**Aim of the exercise:**
Identify every line containing the word "JSON" and reproduce each one.

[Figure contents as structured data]
********
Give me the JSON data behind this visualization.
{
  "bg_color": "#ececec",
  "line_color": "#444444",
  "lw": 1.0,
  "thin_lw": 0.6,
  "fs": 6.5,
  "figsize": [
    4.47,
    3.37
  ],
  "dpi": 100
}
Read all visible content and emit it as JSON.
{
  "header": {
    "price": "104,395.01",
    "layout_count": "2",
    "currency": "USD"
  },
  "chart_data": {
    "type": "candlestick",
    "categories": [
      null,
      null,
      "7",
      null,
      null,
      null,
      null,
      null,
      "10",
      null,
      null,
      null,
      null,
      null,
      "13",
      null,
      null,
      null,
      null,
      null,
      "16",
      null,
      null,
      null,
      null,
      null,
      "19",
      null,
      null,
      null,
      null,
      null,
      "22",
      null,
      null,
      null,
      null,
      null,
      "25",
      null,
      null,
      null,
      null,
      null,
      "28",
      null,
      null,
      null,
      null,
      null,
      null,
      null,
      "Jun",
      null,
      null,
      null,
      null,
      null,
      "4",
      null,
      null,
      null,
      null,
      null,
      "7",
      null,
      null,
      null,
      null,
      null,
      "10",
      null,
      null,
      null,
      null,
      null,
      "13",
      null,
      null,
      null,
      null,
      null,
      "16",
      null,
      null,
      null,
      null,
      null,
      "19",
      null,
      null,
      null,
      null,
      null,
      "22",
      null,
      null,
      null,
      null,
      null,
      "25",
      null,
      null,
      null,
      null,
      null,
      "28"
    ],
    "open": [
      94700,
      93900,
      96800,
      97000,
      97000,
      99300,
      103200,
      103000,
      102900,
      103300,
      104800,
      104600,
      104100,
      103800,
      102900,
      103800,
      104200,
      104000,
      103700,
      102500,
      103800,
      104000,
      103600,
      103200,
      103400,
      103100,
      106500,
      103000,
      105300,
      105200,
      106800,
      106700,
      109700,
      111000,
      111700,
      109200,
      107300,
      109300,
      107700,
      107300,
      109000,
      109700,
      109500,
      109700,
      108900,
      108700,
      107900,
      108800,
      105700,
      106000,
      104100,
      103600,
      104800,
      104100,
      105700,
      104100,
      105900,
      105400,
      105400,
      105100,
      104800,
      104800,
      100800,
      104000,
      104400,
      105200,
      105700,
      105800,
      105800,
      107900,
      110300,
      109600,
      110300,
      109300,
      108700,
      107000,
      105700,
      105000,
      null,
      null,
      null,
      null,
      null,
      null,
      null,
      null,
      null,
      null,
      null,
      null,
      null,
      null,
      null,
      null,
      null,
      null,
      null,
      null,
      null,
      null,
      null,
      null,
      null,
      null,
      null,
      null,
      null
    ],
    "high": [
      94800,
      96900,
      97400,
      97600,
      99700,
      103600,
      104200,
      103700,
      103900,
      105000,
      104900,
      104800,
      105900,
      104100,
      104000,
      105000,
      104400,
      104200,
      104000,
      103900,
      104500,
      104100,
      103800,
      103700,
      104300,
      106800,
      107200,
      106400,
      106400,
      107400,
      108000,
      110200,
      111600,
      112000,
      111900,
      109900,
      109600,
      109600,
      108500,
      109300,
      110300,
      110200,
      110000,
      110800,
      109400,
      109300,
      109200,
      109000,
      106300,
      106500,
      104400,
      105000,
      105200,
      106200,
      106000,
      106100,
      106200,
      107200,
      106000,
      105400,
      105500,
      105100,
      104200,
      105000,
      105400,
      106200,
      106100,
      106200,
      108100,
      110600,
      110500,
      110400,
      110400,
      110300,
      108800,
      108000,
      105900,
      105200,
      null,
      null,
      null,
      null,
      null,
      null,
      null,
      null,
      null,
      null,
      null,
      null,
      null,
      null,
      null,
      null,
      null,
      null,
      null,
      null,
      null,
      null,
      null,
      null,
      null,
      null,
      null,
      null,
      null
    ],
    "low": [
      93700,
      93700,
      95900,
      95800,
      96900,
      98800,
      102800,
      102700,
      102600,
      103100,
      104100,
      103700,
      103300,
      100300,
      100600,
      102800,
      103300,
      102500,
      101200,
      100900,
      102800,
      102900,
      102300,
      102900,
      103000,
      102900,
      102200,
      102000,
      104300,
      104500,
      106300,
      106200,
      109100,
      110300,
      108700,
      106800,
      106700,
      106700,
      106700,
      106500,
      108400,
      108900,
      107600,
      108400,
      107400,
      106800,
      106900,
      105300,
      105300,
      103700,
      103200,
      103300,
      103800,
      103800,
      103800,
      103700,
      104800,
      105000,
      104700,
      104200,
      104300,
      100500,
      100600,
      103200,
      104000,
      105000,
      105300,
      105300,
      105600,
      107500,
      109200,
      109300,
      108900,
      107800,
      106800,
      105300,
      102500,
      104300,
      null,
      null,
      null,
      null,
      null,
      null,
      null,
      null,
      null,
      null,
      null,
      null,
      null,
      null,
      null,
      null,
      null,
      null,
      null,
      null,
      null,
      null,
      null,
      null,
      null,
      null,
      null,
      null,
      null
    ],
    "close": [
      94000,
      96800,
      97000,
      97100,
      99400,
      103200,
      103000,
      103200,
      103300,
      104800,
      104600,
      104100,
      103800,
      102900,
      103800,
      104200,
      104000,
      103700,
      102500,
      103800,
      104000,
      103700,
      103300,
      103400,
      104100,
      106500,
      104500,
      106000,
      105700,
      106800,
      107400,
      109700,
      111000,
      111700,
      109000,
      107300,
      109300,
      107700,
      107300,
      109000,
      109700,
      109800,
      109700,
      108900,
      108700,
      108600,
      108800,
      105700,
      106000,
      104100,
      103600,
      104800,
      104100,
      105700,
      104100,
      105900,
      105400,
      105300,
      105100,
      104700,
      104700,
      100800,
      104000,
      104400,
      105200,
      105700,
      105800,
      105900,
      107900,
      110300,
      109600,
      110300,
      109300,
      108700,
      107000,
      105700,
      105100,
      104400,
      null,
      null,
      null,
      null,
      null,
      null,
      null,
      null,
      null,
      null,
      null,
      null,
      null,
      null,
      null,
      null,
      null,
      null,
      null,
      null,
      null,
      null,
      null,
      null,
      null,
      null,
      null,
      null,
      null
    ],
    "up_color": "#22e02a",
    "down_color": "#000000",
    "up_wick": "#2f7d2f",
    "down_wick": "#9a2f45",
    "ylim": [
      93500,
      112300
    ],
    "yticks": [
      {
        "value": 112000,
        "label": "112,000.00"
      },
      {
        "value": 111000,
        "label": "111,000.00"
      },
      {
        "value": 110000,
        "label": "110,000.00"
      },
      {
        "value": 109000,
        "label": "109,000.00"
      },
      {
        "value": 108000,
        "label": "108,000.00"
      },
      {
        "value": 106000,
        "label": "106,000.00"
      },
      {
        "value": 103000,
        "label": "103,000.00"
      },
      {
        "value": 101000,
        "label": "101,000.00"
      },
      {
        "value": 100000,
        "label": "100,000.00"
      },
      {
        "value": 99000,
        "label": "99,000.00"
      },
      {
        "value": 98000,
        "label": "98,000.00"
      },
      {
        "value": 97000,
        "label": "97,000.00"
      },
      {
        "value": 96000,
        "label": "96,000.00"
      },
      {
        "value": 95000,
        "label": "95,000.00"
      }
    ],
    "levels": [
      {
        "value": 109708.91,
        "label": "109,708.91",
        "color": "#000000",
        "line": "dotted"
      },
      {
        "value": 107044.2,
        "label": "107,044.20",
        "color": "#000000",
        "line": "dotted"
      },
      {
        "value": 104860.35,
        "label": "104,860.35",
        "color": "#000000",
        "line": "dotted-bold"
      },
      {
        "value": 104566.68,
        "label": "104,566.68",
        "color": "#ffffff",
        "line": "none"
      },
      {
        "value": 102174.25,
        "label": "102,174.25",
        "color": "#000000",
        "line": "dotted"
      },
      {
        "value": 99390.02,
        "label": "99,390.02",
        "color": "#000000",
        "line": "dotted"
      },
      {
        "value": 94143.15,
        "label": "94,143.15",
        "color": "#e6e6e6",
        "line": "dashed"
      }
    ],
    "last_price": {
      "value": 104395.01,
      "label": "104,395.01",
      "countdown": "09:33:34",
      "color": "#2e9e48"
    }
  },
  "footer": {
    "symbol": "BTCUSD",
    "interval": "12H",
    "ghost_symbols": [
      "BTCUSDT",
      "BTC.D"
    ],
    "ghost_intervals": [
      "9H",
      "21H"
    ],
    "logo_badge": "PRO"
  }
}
********
**Result of this exercise:**
Give me the JSON data behind this visualization.
Read all visible content and emit it as JSON.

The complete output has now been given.